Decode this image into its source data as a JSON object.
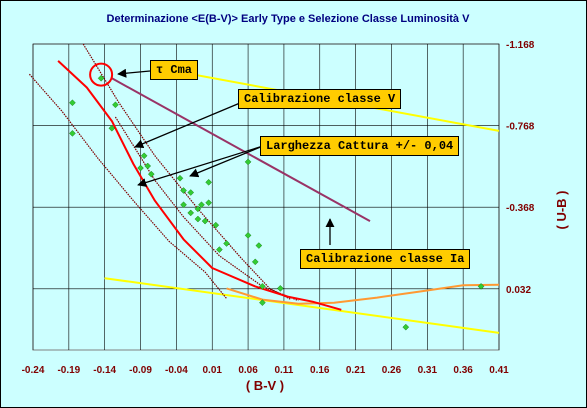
{
  "chart_data": {
    "type": "scatter",
    "title": "Determinazione <E(B-V)> Early Type e Selezione Classe Luminosità V",
    "xlabel": "( B-V )",
    "ylabel": "( U-B )",
    "x_ticks": [
      "-0.24",
      "-0.19",
      "-0.14",
      "-0.09",
      "-0.04",
      "0.01",
      "0.06",
      "0.11",
      "0.16",
      "0.21",
      "0.26",
      "0.31",
      "0.36",
      "0.41"
    ],
    "y_ticks": [
      "-1.168",
      "-0.768",
      "-0.368",
      "0.032"
    ],
    "xlim": [
      -0.24,
      0.41
    ],
    "ylim": [
      0.332,
      -1.168
    ],
    "grid": true,
    "colors": {
      "background": "#ccffff",
      "title": "#000080",
      "axis_label": "#800000",
      "points": "#33cc33",
      "main_sequence": "#ff0000",
      "capture_band": "#800000",
      "class_ia": "#993366",
      "yellow_lines": "#ffff00",
      "orange_curve": "#ff9933",
      "annotation_box": "#ffcc00",
      "tcma_circle": "#ff0000"
    },
    "points": [
      [
        -0.185,
        -0.88
      ],
      [
        -0.185,
        -0.73
      ],
      [
        -0.145,
        -1.0
      ],
      [
        -0.125,
        -0.87
      ],
      [
        -0.13,
        -0.755
      ],
      [
        -0.085,
        -0.62
      ],
      [
        -0.09,
        -0.56
      ],
      [
        -0.08,
        -0.57
      ],
      [
        -0.075,
        -0.53
      ],
      [
        -0.035,
        -0.51
      ],
      [
        -0.03,
        -0.45
      ],
      [
        -0.03,
        -0.38
      ],
      [
        -0.02,
        -0.34
      ],
      [
        -0.02,
        -0.44
      ],
      [
        -0.01,
        -0.36
      ],
      [
        -0.005,
        -0.38
      ],
      [
        -0.01,
        -0.31
      ],
      [
        0.005,
        -0.49
      ],
      [
        0.005,
        -0.39
      ],
      [
        0.0,
        -0.3
      ],
      [
        0.015,
        -0.28
      ],
      [
        0.02,
        -0.16
      ],
      [
        0.03,
        -0.19
      ],
      [
        0.06,
        -0.59
      ],
      [
        0.06,
        -0.23
      ],
      [
        0.075,
        -0.18
      ],
      [
        0.07,
        -0.1
      ],
      [
        0.08,
        0.02
      ],
      [
        0.08,
        0.1
      ],
      [
        0.105,
        0.03
      ],
      [
        0.28,
        0.22
      ],
      [
        0.385,
        0.02
      ]
    ],
    "main_sequence": [
      [
        -0.205,
        -1.085
      ],
      [
        -0.165,
        -0.955
      ],
      [
        -0.13,
        -0.79
      ],
      [
        -0.1,
        -0.58
      ],
      [
        -0.07,
        -0.4
      ],
      [
        -0.03,
        -0.21
      ],
      [
        0.01,
        -0.07
      ],
      [
        0.07,
        0.02
      ],
      [
        0.115,
        0.07
      ],
      [
        0.15,
        0.095
      ],
      [
        0.19,
        0.135
      ]
    ],
    "capture_upper": [
      [
        -0.17,
        -1.168
      ],
      [
        -0.12,
        -0.88
      ],
      [
        -0.07,
        -0.62
      ],
      [
        -0.01,
        -0.36
      ],
      [
        0.05,
        -0.12
      ],
      [
        0.09,
        0.03
      ],
      [
        0.12,
        0.085
      ]
    ],
    "capture_lower": [
      [
        -0.245,
        -1.02
      ],
      [
        -0.2,
        -0.84
      ],
      [
        -0.15,
        -0.61
      ],
      [
        -0.1,
        -0.4
      ],
      [
        -0.05,
        -0.2
      ],
      [
        0.0,
        -0.05
      ],
      [
        0.03,
        0.08
      ]
    ],
    "capture_lower2": [
      [
        -0.125,
        -0.81
      ],
      [
        -0.1,
        -0.67
      ],
      [
        -0.07,
        -0.5
      ],
      [
        -0.03,
        -0.32
      ],
      [
        0.02,
        -0.13
      ],
      [
        0.08,
        0.02
      ],
      [
        0.13,
        0.09
      ]
    ],
    "class_ia_line": [
      [
        -0.13,
        -1.0
      ],
      [
        0.23,
        -0.3
      ]
    ],
    "yellow_line_top": [
      [
        -0.065,
        -1.05
      ],
      [
        0.41,
        -0.742
      ]
    ],
    "yellow_line_bottom": [
      [
        -0.14,
        -0.02
      ],
      [
        0.41,
        0.248
      ]
    ],
    "orange_curve": [
      [
        0.03,
        0.03
      ],
      [
        0.08,
        0.085
      ],
      [
        0.13,
        0.105
      ],
      [
        0.18,
        0.1
      ],
      [
        0.24,
        0.075
      ],
      [
        0.3,
        0.045
      ],
      [
        0.36,
        0.015
      ],
      [
        0.41,
        0.012
      ]
    ],
    "tcma_circle": [
      -0.145,
      -1.018
    ],
    "annotations": {
      "tcma": "τ Cma",
      "calib_v": "Calibrazione classe V",
      "capture_width": "Larghezza Cattura +/-   0,04",
      "calib_ia": "Calibrazione classe Ia"
    }
  }
}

□ □ □

Instructions to follow | All of the lines above should be printed exactly, minus the pictures.

Finished task |
Decode this image into its source data as a JSON object.
{
  "chart_data": {
    "type": "scatter",
    "title": "Determinazione <E(B-V)> Early Type e Selezione Classe Luminosità V",
    "xlabel": "( B-V )",
    "ylabel": "( U-B )",
    "x_ticks": [
      "-0.24",
      "-0.19",
      "-0.14",
      "-0.09",
      "-0.04",
      "0.01",
      "0.06",
      "0.11",
      "0.16",
      "0.21",
      "0.26",
      "0.31",
      "0.36",
      "0.41"
    ],
    "y_ticks": [
      "-1.168",
      "-0.768",
      "-0.368",
      "0.032"
    ],
    "xlim": [
      -0.24,
      0.41
    ],
    "ylim": [
      0.332,
      -1.168
    ],
    "grid": true,
    "colors": {
      "background": "#ccffff",
      "title": "#000080",
      "axis_label": "#800000",
      "points": "#33cc33",
      "main_sequence": "#ff0000",
      "capture_band": "#800000",
      "class_ia": "#993366",
      "yellow_lines": "#ffff00",
      "orange_curve": "#ff9933",
      "annotation_box": "#ffcc00",
      "tcma_circle": "#ff0000"
    },
    "points": [
      [
        -0.185,
        -0.88
      ],
      [
        -0.185,
        -0.73
      ],
      [
        -0.145,
        -1.0
      ],
      [
        -0.125,
        -0.87
      ],
      [
        -0.13,
        -0.755
      ],
      [
        -0.085,
        -0.62
      ],
      [
        -0.09,
        -0.56
      ],
      [
        -0.08,
        -0.57
      ],
      [
        -0.075,
        -0.53
      ],
      [
        -0.035,
        -0.51
      ],
      [
        -0.03,
        -0.45
      ],
      [
        -0.03,
        -0.38
      ],
      [
        -0.02,
        -0.34
      ],
      [
        -0.02,
        -0.44
      ],
      [
        -0.01,
        -0.36
      ],
      [
        -0.005,
        -0.38
      ],
      [
        -0.01,
        -0.31
      ],
      [
        0.005,
        -0.49
      ],
      [
        0.005,
        -0.39
      ],
      [
        0.0,
        -0.3
      ],
      [
        0.015,
        -0.28
      ],
      [
        0.02,
        -0.16
      ],
      [
        0.03,
        -0.19
      ],
      [
        0.06,
        -0.59
      ],
      [
        0.06,
        -0.23
      ],
      [
        0.075,
        -0.18
      ],
      [
        0.07,
        -0.1
      ],
      [
        0.08,
        0.02
      ],
      [
        0.08,
        0.1
      ],
      [
        0.105,
        0.03
      ],
      [
        0.28,
        0.22
      ],
      [
        0.385,
        0.02
      ]
    ],
    "main_sequence": [
      [
        -0.205,
        -1.085
      ],
      [
        -0.165,
        -0.955
      ],
      [
        -0.13,
        -0.79
      ],
      [
        -0.1,
        -0.58
      ],
      [
        -0.07,
        -0.4
      ],
      [
        -0.03,
        -0.21
      ],
      [
        0.01,
        -0.07
      ],
      [
        0.07,
        0.02
      ],
      [
        0.115,
        0.07
      ],
      [
        0.15,
        0.095
      ],
      [
        0.19,
        0.135
      ]
    ],
    "capture_upper": [
      [
        -0.17,
        -1.168
      ],
      [
        -0.12,
        -0.88
      ],
      [
        -0.07,
        -0.62
      ],
      [
        -0.01,
        -0.36
      ],
      [
        0.05,
        -0.12
      ],
      [
        0.09,
        0.03
      ],
      [
        0.12,
        0.085
      ]
    ],
    "capture_lower": [
      [
        -0.245,
        -1.02
      ],
      [
        -0.2,
        -0.84
      ],
      [
        -0.15,
        -0.61
      ],
      [
        -0.1,
        -0.4
      ],
      [
        -0.05,
        -0.2
      ],
      [
        0.0,
        -0.05
      ],
      [
        0.03,
        0.08
      ]
    ],
    "capture_lower2": [
      [
        -0.125,
        -0.81
      ],
      [
        -0.1,
        -0.67
      ],
      [
        -0.07,
        -0.5
      ],
      [
        -0.03,
        -0.32
      ],
      [
        0.02,
        -0.13
      ],
      [
        0.08,
        0.02
      ],
      [
        0.13,
        0.09
      ]
    ],
    "class_ia_line": [
      [
        -0.13,
        -1.0
      ],
      [
        0.23,
        -0.3
      ]
    ],
    "yellow_line_top": [
      [
        -0.065,
        -1.05
      ],
      [
        0.41,
        -0.742
      ]
    ],
    "yellow_line_bottom": [
      [
        -0.14,
        -0.02
      ],
      [
        0.41,
        0.248
      ]
    ],
    "orange_curve": [
      [
        0.03,
        0.03
      ],
      [
        0.08,
        0.085
      ],
      [
        0.13,
        0.105
      ],
      [
        0.18,
        0.1
      ],
      [
        0.24,
        0.075
      ],
      [
        0.3,
        0.045
      ],
      [
        0.36,
        0.015
      ],
      [
        0.41,
        0.012
      ]
    ],
    "tcma_circle": [
      -0.145,
      -1.018
    ],
    "annotations": {
      "tcma": "τ Cma",
      "calib_v": "Calibrazione classe V",
      "capture_width": "Larghezza Cattura +/-   0,04",
      "calib_ia": "Calibrazione classe Ia"
    }
  }
}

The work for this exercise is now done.